§ **WHAT TO PRODUCE**: State how many lines include "Ions", giving the number by itself.

[Items from a data source]
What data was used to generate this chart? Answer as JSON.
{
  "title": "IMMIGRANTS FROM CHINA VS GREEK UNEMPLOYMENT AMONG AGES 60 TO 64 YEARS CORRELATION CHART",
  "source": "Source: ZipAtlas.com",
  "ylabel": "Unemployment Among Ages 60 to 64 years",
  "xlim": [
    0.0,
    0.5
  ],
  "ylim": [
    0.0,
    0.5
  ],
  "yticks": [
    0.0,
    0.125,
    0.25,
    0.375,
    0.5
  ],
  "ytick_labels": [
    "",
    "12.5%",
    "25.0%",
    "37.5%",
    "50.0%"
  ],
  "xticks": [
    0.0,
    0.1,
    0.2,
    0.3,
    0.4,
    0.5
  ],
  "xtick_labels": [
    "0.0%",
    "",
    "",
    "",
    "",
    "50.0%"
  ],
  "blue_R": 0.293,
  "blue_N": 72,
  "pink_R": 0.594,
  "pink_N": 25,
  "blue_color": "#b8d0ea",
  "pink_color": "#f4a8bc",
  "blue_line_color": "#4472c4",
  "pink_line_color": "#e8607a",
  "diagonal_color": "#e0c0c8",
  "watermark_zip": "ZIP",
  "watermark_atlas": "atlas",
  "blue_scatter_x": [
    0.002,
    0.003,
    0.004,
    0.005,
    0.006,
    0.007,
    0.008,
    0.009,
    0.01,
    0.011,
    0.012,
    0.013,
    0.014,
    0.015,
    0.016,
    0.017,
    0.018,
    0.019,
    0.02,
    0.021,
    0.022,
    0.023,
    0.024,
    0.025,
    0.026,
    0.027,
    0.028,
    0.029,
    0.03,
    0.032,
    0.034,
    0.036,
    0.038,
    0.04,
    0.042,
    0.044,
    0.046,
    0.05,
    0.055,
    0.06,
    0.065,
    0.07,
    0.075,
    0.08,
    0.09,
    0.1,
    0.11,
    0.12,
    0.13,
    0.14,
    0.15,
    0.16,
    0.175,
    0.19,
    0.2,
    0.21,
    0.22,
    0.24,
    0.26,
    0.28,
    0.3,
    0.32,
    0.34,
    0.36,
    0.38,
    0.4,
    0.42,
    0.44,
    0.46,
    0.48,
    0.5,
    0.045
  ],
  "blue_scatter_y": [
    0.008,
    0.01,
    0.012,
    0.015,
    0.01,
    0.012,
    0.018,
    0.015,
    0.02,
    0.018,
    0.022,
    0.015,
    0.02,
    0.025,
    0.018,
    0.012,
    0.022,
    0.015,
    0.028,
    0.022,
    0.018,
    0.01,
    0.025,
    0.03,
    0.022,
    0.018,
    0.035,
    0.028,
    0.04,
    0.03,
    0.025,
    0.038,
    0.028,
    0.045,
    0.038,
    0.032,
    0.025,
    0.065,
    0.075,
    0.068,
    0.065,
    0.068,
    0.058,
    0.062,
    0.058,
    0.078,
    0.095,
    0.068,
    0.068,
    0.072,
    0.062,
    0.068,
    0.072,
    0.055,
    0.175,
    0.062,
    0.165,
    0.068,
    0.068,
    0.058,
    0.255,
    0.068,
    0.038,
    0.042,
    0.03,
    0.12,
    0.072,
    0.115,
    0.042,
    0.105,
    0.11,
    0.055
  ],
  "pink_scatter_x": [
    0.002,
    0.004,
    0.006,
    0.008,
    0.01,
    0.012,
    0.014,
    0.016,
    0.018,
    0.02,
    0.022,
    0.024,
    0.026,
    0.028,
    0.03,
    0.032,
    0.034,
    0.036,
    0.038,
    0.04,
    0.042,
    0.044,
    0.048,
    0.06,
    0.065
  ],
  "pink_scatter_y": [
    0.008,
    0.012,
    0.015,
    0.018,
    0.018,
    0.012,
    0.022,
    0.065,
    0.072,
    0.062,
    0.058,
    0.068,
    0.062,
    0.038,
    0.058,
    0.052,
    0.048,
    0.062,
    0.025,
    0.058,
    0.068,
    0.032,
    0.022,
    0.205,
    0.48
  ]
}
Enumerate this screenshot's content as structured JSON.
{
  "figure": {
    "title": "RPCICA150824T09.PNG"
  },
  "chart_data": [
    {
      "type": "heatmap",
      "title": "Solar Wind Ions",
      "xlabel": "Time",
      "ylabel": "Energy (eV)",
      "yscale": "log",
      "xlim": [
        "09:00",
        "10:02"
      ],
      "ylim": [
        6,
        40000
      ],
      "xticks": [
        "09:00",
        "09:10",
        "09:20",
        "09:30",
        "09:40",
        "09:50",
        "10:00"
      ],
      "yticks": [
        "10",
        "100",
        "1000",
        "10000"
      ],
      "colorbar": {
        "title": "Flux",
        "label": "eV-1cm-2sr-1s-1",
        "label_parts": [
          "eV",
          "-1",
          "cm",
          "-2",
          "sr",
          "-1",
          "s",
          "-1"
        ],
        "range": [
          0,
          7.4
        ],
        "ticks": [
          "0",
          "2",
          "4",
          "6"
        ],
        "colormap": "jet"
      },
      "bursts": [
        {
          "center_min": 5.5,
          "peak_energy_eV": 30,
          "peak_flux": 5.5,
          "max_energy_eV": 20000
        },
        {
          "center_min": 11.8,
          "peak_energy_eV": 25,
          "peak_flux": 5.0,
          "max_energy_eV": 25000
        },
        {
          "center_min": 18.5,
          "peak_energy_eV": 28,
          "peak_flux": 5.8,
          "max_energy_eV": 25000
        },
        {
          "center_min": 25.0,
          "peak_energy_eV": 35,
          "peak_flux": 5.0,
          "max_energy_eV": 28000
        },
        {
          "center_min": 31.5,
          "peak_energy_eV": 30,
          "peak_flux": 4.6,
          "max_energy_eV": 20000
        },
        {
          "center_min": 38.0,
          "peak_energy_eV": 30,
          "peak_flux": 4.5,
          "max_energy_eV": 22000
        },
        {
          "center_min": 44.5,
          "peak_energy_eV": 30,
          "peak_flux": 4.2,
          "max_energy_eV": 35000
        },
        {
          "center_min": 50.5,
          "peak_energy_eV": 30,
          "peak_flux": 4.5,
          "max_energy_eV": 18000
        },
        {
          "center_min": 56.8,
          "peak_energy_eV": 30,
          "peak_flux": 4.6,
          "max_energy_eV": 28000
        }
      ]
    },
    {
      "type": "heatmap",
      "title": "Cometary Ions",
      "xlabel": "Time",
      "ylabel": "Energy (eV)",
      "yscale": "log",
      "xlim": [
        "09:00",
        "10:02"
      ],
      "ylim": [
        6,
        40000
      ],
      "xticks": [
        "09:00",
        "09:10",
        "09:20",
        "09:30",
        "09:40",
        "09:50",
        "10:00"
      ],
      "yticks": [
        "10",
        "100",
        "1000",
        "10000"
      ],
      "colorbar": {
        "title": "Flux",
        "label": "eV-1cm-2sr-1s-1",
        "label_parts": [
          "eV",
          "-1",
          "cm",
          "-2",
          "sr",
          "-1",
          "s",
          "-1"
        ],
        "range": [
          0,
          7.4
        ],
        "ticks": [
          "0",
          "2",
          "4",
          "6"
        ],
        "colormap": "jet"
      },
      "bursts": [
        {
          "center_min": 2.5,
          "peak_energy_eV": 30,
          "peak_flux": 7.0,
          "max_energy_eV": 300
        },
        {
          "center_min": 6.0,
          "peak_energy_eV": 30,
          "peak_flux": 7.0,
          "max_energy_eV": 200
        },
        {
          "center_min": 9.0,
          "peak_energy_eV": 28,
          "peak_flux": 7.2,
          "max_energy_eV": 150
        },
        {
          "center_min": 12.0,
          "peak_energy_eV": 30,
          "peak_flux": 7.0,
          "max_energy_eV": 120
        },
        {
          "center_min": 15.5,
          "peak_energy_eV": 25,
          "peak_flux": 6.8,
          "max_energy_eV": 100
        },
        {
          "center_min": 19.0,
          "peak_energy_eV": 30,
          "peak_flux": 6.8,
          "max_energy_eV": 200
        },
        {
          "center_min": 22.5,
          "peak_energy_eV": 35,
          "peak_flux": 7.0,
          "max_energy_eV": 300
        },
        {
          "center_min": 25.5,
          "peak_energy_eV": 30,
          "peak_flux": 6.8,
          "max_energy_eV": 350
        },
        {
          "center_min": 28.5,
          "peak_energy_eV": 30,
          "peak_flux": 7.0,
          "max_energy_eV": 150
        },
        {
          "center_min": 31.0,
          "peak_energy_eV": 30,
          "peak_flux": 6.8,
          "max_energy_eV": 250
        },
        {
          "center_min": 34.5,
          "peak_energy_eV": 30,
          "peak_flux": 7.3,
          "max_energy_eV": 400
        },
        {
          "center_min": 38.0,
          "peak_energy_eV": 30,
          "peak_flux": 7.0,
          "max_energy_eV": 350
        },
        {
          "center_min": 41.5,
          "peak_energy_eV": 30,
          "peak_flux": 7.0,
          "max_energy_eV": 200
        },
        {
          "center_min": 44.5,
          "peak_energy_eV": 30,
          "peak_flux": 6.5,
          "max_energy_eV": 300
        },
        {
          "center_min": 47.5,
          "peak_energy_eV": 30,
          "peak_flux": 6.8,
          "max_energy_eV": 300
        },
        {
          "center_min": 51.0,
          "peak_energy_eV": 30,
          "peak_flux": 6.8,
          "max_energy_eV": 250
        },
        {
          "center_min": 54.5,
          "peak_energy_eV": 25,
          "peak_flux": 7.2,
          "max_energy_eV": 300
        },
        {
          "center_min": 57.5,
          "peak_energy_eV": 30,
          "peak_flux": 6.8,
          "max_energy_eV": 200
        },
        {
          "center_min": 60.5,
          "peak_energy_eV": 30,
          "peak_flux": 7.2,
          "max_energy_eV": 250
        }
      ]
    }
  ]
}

§ **TASK ANSWER**: 2